Lines holding the string "отсутствующим" are the ones to copy; find them all in the data.

======

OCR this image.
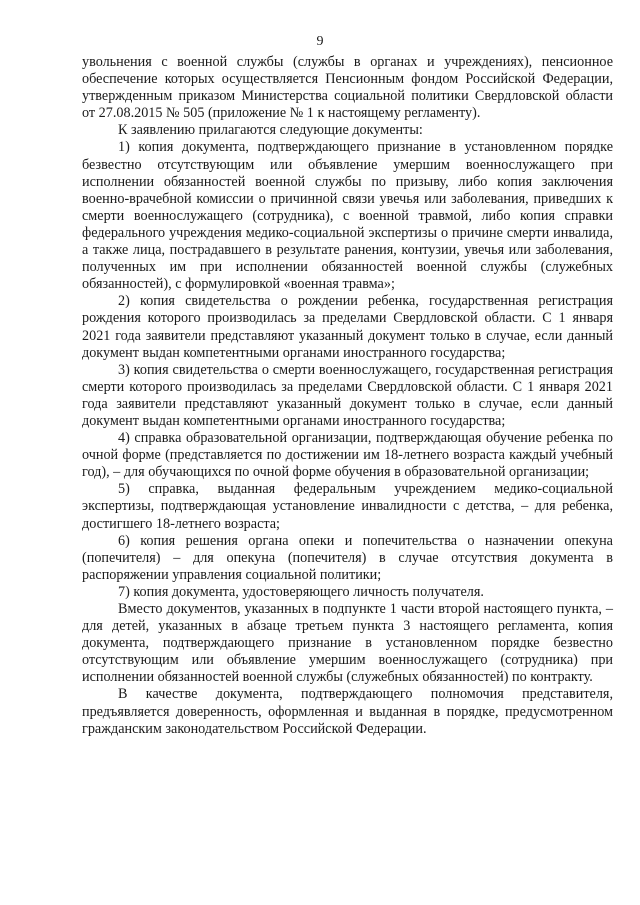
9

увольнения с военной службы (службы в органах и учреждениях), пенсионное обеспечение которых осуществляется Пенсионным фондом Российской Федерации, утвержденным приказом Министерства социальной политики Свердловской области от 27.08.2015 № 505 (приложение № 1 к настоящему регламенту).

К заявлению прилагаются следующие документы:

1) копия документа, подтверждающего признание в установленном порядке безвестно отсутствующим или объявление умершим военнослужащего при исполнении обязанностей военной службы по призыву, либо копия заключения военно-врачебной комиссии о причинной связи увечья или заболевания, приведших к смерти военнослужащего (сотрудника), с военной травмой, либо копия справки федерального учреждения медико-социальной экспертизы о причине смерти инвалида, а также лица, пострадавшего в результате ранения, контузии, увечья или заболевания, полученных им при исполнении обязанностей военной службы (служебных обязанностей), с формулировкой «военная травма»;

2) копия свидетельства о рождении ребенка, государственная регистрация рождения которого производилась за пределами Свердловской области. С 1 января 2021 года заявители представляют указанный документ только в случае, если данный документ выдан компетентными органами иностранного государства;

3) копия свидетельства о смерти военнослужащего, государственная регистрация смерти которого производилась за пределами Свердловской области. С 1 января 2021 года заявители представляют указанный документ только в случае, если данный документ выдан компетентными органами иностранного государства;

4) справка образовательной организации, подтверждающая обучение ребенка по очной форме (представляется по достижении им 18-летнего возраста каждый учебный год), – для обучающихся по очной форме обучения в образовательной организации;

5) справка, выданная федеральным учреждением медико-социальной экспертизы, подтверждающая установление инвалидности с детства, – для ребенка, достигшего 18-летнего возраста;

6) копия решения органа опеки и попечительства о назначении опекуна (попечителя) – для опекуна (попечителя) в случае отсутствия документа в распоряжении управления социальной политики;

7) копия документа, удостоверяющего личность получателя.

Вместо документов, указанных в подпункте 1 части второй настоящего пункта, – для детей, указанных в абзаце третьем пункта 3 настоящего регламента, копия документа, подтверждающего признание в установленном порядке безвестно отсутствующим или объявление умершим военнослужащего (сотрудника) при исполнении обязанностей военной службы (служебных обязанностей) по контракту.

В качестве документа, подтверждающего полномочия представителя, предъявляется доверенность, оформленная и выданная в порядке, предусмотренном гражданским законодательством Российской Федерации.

======

> **REPLY TO THE EXERCISE**:
1) копия документа, подтверждающего признание в установленном порядке безвестно отсутствующим или объявление умершим военнослужащего при исполнении обязанностей военной службы по призыву, либо копия заключения военно-врачебной комиссии о причинной связи увечья или заболевания, приведших к смерти военнослужащего (сотрудника), с военной травмой, либо копия справки федерального учреждения медико-социальной экспертизы о причине смерти инвалида, а также лица, пострадавшего в результате ранения, контузии, увечья или заболевания, полученных им при исполнении обязанностей военной службы (служебных обязанностей), с формулировкой «военная травма»;
Вместо документов, указанных в подпункте 1 части второй настоящего пункта, – для детей, указанных в абзаце третьем пункта 3 настоящего регламента, копия документа, подтверждающего признание в установленном порядке безвестно отсутствующим или объявление умершим военнослужащего (сотрудника) при исполнении обязанностей военной службы (служебных обязанностей) по контракту.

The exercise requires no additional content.